ITEMS:
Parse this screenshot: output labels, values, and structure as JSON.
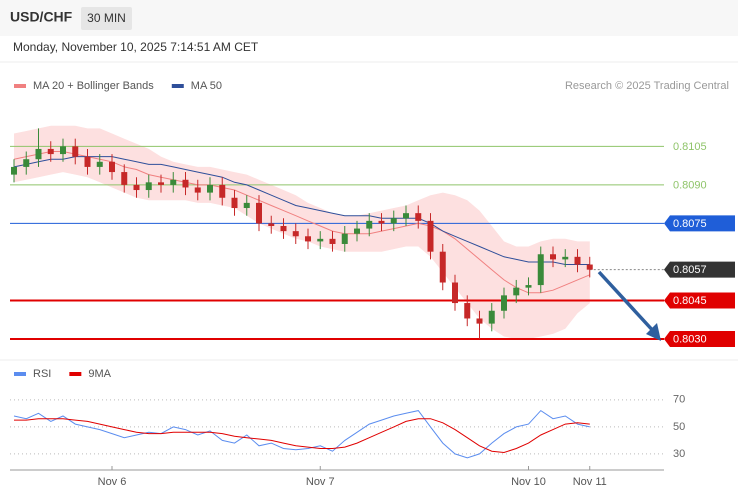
{
  "header": {
    "symbol": "USD/CHF",
    "interval": "30 MIN",
    "timestamp": "Monday, November 10, 2025 7:14:51 AM CET"
  },
  "chart_data": [
    {
      "type": "candlestick",
      "credit": "Research © 2025 Trading Central",
      "up_color": "#3a8a3a",
      "down_color": "#c62828",
      "open": [
        0.8094,
        0.8097,
        0.81,
        0.8104,
        0.8102,
        0.8105,
        0.8101,
        0.8097,
        0.8099,
        0.8095,
        0.809,
        0.8088,
        0.8091,
        0.809,
        0.8092,
        0.8089,
        0.8087,
        0.809,
        0.8085,
        0.8081,
        0.8083,
        0.8075,
        0.8074,
        0.8072,
        0.807,
        0.8068,
        0.8069,
        0.8067,
        0.8071,
        0.8073,
        0.8076,
        0.8075,
        0.8077,
        0.8079,
        0.8076,
        0.8064,
        0.8052,
        0.8044,
        0.8038,
        0.8036,
        0.8041,
        0.8047,
        0.805,
        0.8051,
        0.8063,
        0.8061,
        0.8062,
        0.8059
      ],
      "high": [
        0.81,
        0.8103,
        0.8112,
        0.8107,
        0.8108,
        0.8108,
        0.8104,
        0.8102,
        0.8102,
        0.8098,
        0.8093,
        0.8094,
        0.8094,
        0.8095,
        0.8095,
        0.8092,
        0.8093,
        0.8093,
        0.8088,
        0.8086,
        0.8086,
        0.8078,
        0.8077,
        0.8075,
        0.8073,
        0.8072,
        0.8072,
        0.8074,
        0.8076,
        0.8079,
        0.8079,
        0.808,
        0.8082,
        0.8082,
        0.8079,
        0.8067,
        0.8055,
        0.8047,
        0.8041,
        0.8044,
        0.805,
        0.8053,
        0.8054,
        0.8066,
        0.8066,
        0.8065,
        0.8065,
        0.8062
      ],
      "low": [
        0.8091,
        0.8094,
        0.8097,
        0.8099,
        0.8099,
        0.8098,
        0.8094,
        0.8094,
        0.8092,
        0.8087,
        0.8085,
        0.8085,
        0.8087,
        0.8087,
        0.8086,
        0.8084,
        0.8084,
        0.8082,
        0.8078,
        0.8078,
        0.8072,
        0.8071,
        0.8069,
        0.8067,
        0.8065,
        0.8065,
        0.8064,
        0.8064,
        0.8068,
        0.807,
        0.8072,
        0.8072,
        0.8074,
        0.8073,
        0.8061,
        0.8049,
        0.8041,
        0.8035,
        0.803,
        0.8033,
        0.8038,
        0.8044,
        0.8047,
        0.8048,
        0.8058,
        0.8058,
        0.8056,
        0.8054
      ],
      "close": [
        0.8097,
        0.81,
        0.8104,
        0.8102,
        0.8105,
        0.8101,
        0.8097,
        0.8099,
        0.8095,
        0.809,
        0.8088,
        0.8091,
        0.809,
        0.8092,
        0.8089,
        0.8087,
        0.809,
        0.8085,
        0.8081,
        0.8083,
        0.8075,
        0.8074,
        0.8072,
        0.807,
        0.8068,
        0.8069,
        0.8067,
        0.8071,
        0.8073,
        0.8076,
        0.8075,
        0.8077,
        0.8079,
        0.8076,
        0.8064,
        0.8052,
        0.8044,
        0.8038,
        0.8036,
        0.8041,
        0.8047,
        0.805,
        0.8051,
        0.8063,
        0.8061,
        0.8062,
        0.8059,
        0.8057
      ],
      "series": [
        {
          "name": "MA 20 + Bollinger Bands",
          "color": "#f08080",
          "band_color": "#fde0e0",
          "values": [
            0.81,
            0.8101,
            0.8102,
            0.8103,
            0.8103,
            0.8102,
            0.8101,
            0.81,
            0.8099,
            0.8097,
            0.8096,
            0.8094,
            0.8093,
            0.8092,
            0.8091,
            0.809,
            0.809,
            0.8089,
            0.8088,
            0.8086,
            0.8084,
            0.8082,
            0.808,
            0.8078,
            0.8076,
            0.8074,
            0.8072,
            0.8071,
            0.8071,
            0.8071,
            0.8072,
            0.8073,
            0.8074,
            0.8075,
            0.8074,
            0.8072,
            0.8069,
            0.8065,
            0.8061,
            0.8057,
            0.8053,
            0.805,
            0.8048,
            0.8048,
            0.8049,
            0.8051,
            0.8053,
            0.8055
          ],
          "upper": [
            0.811,
            0.8111,
            0.8112,
            0.8113,
            0.8113,
            0.8113,
            0.8112,
            0.8112,
            0.811,
            0.8108,
            0.8106,
            0.8104,
            0.8101,
            0.8099,
            0.8098,
            0.8097,
            0.8097,
            0.8096,
            0.8095,
            0.8094,
            0.8092,
            0.809,
            0.8088,
            0.8086,
            0.8083,
            0.8081,
            0.8079,
            0.8078,
            0.8078,
            0.8079,
            0.808,
            0.8081,
            0.8082,
            0.8084,
            0.8086,
            0.8087,
            0.8086,
            0.8084,
            0.808,
            0.8074,
            0.8068,
            0.8066,
            0.8066,
            0.8068,
            0.8069,
            0.8069,
            0.8068,
            0.8068
          ],
          "lower": [
            0.8091,
            0.8092,
            0.8093,
            0.8094,
            0.8095,
            0.8094,
            0.8093,
            0.8091,
            0.8089,
            0.8087,
            0.8085,
            0.8084,
            0.8084,
            0.8084,
            0.8084,
            0.8083,
            0.8083,
            0.8082,
            0.8081,
            0.8078,
            0.8075,
            0.8073,
            0.8071,
            0.8069,
            0.8068,
            0.8066,
            0.8065,
            0.8064,
            0.8064,
            0.8064,
            0.8064,
            0.8065,
            0.8066,
            0.8066,
            0.8062,
            0.8056,
            0.805,
            0.8044,
            0.8038,
            0.8034,
            0.8031,
            0.803,
            0.803,
            0.8031,
            0.8032,
            0.8034,
            0.804,
            0.8044
          ]
        },
        {
          "name": "MA 50",
          "color": "#2f4f9a",
          "values": [
            0.8097,
            0.8098,
            0.8099,
            0.81,
            0.81,
            0.8101,
            0.8101,
            0.8101,
            0.8101,
            0.81,
            0.8099,
            0.8098,
            0.8098,
            0.8097,
            0.8096,
            0.8095,
            0.8094,
            0.8093,
            0.8091,
            0.809,
            0.8088,
            0.8086,
            0.8084,
            0.8082,
            0.8081,
            0.808,
            0.8079,
            0.8078,
            0.8078,
            0.8078,
            0.8077,
            0.8077,
            0.8077,
            0.8077,
            0.8075,
            0.8072,
            0.807,
            0.8068,
            0.8066,
            0.8064,
            0.8062,
            0.8061,
            0.806,
            0.806,
            0.806,
            0.8059,
            0.8059,
            0.8059
          ]
        }
      ],
      "levels": [
        {
          "value": 0.8105,
          "color": "#8fc46a",
          "style": "thin",
          "boxed": false
        },
        {
          "value": 0.809,
          "label": "0.8090",
          "color": "#8fc46a",
          "style": "thin",
          "boxed": false
        },
        {
          "value": 0.8075,
          "color": "#1f5ed8",
          "style": "thin",
          "boxed": true
        },
        {
          "value": 0.8057,
          "color": "#333333",
          "style": "dotted",
          "boxed": true
        },
        {
          "value": 0.8045,
          "color": "#e00000",
          "style": "thick",
          "boxed": true
        },
        {
          "value": 0.803,
          "label": "0.8030",
          "color": "#e00000",
          "style": "thick",
          "boxed": true
        }
      ],
      "ylim": [
        0.8023,
        0.8125
      ]
    },
    {
      "type": "line",
      "categories": [
        null,
        null,
        null,
        null,
        null,
        null,
        null,
        null,
        "Nov 6",
        null,
        null,
        null,
        null,
        null,
        null,
        null,
        null,
        null,
        null,
        null,
        null,
        null,
        null,
        null,
        null,
        "Nov 7",
        null,
        null,
        null,
        null,
        null,
        null,
        null,
        null,
        null,
        null,
        null,
        null,
        null,
        null,
        null,
        null,
        "Nov 10",
        null,
        null,
        null,
        null,
        "Nov 11"
      ],
      "series": [
        {
          "name": "RSI",
          "color": "#5b8def",
          "values": [
            58,
            56,
            60,
            54,
            58,
            52,
            50,
            48,
            45,
            42,
            44,
            46,
            45,
            50,
            48,
            44,
            47,
            40,
            38,
            44,
            36,
            38,
            34,
            33,
            34,
            36,
            32,
            40,
            46,
            52,
            55,
            58,
            60,
            62,
            50,
            38,
            30,
            27,
            30,
            38,
            45,
            50,
            52,
            62,
            56,
            58,
            52,
            50
          ]
        },
        {
          "name": "9MA",
          "color": "#e00000",
          "values": [
            55,
            55,
            56,
            56,
            56,
            55,
            54,
            52,
            50,
            48,
            46,
            45,
            45,
            46,
            46,
            46,
            46,
            45,
            43,
            42,
            41,
            40,
            38,
            36,
            35,
            34,
            34,
            35,
            38,
            42,
            46,
            50,
            54,
            56,
            56,
            53,
            48,
            42,
            36,
            32,
            31,
            34,
            38,
            44,
            48,
            52,
            53,
            52
          ]
        }
      ],
      "ylim": [
        24,
        78
      ],
      "yticks": [
        70,
        50,
        30
      ],
      "grid": true
    }
  ]
}
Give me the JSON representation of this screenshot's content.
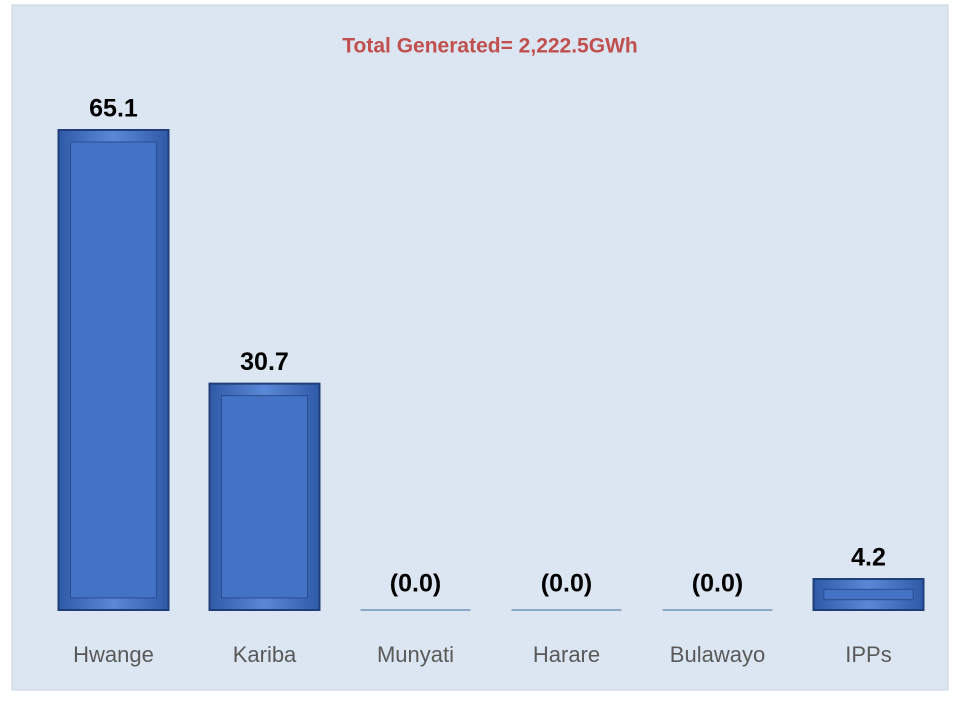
{
  "chart_data": {
    "type": "bar",
    "title": "Total Generated= 2,222.5GWh",
    "categories": [
      "Hwange",
      "Kariba",
      "Munyati",
      "Harare",
      "Bulawayo",
      "IPPs"
    ],
    "values": [
      65.1,
      30.7,
      0.0,
      0.0,
      0.0,
      4.2
    ],
    "value_labels": [
      "65.1",
      "30.7",
      "(0.0)",
      "(0.0)",
      "(0.0)",
      "4.2"
    ],
    "color": "#4472c4"
  }
}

WHAT IS NEEDED:
Starting at the line containing "Give me the", write out each line through the last one in the listing above, inclusive, and nothing else. Pictures are excluded from the copy.

PROBLEM SOLUTION:
Give me the JSON representation of this screenshot's content.
{
  "chart_data": {
    "type": "bar",
    "title": "Total Generated= 2,222.5GWh",
    "categories": [
      "Hwange",
      "Kariba",
      "Munyati",
      "Harare",
      "Bulawayo",
      "IPPs"
    ],
    "values": [
      65.1,
      30.7,
      0.0,
      0.0,
      0.0,
      4.2
    ],
    "value_labels": [
      "65.1",
      "30.7",
      "(0.0)",
      "(0.0)",
      "(0.0)",
      "4.2"
    ],
    "color": "#4472c4"
  }
}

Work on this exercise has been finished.